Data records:
○ ○ ○ ○

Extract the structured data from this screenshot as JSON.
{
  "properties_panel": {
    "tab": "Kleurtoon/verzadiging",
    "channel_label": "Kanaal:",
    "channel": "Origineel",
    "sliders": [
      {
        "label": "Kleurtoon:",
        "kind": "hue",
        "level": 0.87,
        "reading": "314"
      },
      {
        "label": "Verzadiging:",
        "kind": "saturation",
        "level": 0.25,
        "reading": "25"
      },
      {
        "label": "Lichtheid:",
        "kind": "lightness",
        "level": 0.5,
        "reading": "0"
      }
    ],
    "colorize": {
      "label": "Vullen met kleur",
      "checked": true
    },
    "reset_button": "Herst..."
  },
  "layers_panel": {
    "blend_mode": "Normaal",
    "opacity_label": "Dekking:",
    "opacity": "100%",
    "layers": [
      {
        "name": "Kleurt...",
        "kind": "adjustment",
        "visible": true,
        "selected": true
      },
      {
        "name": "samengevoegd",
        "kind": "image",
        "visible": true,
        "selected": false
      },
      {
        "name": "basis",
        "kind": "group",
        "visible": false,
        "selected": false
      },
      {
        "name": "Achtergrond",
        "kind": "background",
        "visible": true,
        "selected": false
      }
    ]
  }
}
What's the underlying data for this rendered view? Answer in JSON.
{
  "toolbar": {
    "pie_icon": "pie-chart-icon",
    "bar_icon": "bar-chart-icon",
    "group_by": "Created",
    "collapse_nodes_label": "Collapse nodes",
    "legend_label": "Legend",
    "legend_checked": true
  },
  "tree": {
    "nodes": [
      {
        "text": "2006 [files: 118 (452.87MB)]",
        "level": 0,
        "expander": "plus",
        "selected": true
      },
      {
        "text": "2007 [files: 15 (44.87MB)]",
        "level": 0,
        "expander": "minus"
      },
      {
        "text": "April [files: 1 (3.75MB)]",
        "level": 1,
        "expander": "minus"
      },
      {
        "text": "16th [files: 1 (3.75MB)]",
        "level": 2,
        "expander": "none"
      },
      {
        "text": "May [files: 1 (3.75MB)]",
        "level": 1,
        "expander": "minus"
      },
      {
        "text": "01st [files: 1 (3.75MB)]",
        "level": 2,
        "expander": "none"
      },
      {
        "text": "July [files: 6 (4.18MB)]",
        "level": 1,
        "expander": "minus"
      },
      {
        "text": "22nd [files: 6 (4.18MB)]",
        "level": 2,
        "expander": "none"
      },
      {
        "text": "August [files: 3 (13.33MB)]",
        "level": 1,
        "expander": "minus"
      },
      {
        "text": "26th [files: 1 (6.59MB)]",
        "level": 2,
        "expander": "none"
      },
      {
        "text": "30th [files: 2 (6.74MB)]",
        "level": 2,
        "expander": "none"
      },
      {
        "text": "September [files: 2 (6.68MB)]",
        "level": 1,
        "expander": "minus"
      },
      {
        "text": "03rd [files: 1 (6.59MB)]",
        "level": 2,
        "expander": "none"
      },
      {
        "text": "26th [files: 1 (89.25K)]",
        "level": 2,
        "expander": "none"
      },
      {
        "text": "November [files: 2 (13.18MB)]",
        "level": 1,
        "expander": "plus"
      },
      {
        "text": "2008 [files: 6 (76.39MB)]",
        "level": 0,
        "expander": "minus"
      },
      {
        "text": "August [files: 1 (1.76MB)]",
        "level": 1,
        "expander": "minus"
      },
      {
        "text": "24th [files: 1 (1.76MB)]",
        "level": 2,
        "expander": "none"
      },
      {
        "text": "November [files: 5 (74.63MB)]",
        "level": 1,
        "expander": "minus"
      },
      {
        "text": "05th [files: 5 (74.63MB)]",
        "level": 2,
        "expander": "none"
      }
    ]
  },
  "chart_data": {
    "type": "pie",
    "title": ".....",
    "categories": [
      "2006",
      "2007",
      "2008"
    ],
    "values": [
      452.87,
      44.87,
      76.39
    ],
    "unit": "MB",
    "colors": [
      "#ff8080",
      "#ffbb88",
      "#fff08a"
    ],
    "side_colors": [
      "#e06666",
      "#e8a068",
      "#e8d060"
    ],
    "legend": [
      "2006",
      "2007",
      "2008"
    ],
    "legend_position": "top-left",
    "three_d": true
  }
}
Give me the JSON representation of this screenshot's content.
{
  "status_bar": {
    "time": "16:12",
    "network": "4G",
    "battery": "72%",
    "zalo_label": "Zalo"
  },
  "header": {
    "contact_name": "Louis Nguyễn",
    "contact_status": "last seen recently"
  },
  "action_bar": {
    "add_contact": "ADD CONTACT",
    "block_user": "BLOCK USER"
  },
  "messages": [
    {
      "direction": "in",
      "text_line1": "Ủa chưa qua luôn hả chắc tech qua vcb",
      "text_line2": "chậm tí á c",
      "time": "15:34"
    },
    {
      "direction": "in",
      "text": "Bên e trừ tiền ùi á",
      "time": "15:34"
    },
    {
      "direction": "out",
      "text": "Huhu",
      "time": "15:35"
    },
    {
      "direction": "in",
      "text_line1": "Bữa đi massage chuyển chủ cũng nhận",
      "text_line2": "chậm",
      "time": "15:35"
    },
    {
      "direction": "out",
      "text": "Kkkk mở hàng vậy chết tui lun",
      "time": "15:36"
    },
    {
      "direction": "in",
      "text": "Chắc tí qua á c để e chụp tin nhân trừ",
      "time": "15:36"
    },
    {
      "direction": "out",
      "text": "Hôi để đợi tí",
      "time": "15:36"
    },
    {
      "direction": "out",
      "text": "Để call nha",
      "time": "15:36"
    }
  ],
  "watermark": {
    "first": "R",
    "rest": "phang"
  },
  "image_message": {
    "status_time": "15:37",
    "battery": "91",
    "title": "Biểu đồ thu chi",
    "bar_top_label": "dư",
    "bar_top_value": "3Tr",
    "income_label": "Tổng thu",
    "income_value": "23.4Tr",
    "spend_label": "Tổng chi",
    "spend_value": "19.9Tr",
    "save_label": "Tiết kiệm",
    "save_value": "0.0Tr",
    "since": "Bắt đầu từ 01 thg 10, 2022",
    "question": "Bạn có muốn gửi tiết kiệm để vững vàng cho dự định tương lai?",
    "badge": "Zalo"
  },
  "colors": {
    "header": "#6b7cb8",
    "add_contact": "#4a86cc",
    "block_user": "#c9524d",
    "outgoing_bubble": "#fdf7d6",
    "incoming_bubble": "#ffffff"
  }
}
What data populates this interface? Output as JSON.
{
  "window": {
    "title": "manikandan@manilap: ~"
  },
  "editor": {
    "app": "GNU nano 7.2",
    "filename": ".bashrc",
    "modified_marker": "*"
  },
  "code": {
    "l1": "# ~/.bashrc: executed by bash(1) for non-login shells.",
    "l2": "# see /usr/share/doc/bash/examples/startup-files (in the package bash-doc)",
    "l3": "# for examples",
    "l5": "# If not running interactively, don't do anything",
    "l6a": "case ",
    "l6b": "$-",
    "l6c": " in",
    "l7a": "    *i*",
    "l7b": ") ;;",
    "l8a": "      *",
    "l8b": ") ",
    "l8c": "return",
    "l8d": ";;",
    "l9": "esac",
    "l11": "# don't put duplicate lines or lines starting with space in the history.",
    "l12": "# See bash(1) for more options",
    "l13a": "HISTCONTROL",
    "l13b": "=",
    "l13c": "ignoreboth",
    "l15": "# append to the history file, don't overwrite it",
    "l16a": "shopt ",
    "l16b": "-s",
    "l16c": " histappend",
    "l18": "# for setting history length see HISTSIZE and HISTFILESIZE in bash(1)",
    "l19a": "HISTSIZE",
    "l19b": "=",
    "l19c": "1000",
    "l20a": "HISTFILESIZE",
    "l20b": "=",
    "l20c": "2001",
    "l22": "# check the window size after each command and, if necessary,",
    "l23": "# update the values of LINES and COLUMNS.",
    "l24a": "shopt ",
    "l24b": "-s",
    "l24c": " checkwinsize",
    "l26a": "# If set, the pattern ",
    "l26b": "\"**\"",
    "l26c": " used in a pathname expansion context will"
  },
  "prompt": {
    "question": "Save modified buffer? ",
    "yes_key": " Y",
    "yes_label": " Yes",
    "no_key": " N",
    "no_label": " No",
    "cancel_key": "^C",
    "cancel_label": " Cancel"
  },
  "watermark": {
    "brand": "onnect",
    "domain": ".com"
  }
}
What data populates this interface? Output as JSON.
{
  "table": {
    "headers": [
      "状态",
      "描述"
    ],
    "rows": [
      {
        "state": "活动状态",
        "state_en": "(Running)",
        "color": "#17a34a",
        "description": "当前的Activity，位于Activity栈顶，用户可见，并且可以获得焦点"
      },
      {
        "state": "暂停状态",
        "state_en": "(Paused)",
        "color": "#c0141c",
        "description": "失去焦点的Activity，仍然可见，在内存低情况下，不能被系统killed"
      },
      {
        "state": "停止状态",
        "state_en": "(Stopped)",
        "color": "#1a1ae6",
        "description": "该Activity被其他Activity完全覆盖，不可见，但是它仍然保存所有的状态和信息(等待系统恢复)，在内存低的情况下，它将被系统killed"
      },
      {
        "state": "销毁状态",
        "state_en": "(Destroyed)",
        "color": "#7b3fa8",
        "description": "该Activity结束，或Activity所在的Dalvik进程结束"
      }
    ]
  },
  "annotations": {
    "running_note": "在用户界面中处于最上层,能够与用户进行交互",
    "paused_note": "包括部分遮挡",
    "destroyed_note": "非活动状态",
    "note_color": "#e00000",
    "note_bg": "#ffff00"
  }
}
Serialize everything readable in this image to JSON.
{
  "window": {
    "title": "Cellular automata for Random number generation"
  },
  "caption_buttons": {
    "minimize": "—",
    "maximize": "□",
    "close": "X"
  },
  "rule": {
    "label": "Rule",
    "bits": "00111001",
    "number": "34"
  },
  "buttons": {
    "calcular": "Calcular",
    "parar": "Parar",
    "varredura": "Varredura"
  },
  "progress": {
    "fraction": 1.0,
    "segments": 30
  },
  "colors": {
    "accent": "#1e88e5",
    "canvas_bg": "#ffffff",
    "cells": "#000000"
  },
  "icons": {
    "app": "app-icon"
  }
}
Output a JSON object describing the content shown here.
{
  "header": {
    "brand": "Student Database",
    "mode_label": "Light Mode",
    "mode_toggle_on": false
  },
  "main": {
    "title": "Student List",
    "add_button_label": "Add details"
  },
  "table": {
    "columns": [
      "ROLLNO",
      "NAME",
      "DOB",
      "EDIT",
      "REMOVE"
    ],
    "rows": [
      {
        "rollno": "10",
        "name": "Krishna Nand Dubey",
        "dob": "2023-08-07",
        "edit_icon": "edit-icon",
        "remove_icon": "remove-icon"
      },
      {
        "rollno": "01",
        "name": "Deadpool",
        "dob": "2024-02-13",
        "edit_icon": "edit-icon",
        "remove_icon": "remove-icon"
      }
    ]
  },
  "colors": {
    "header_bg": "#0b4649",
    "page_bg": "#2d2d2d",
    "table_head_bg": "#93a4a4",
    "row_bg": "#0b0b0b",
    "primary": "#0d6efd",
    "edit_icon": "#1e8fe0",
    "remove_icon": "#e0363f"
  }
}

○ ○ ○ ○

● **To do**: From the entries, copy out each line containing the word "chậm".

● **Solution for this task**:
      "text_line2": "chậm tí á c",
      "text_line2": "chậm",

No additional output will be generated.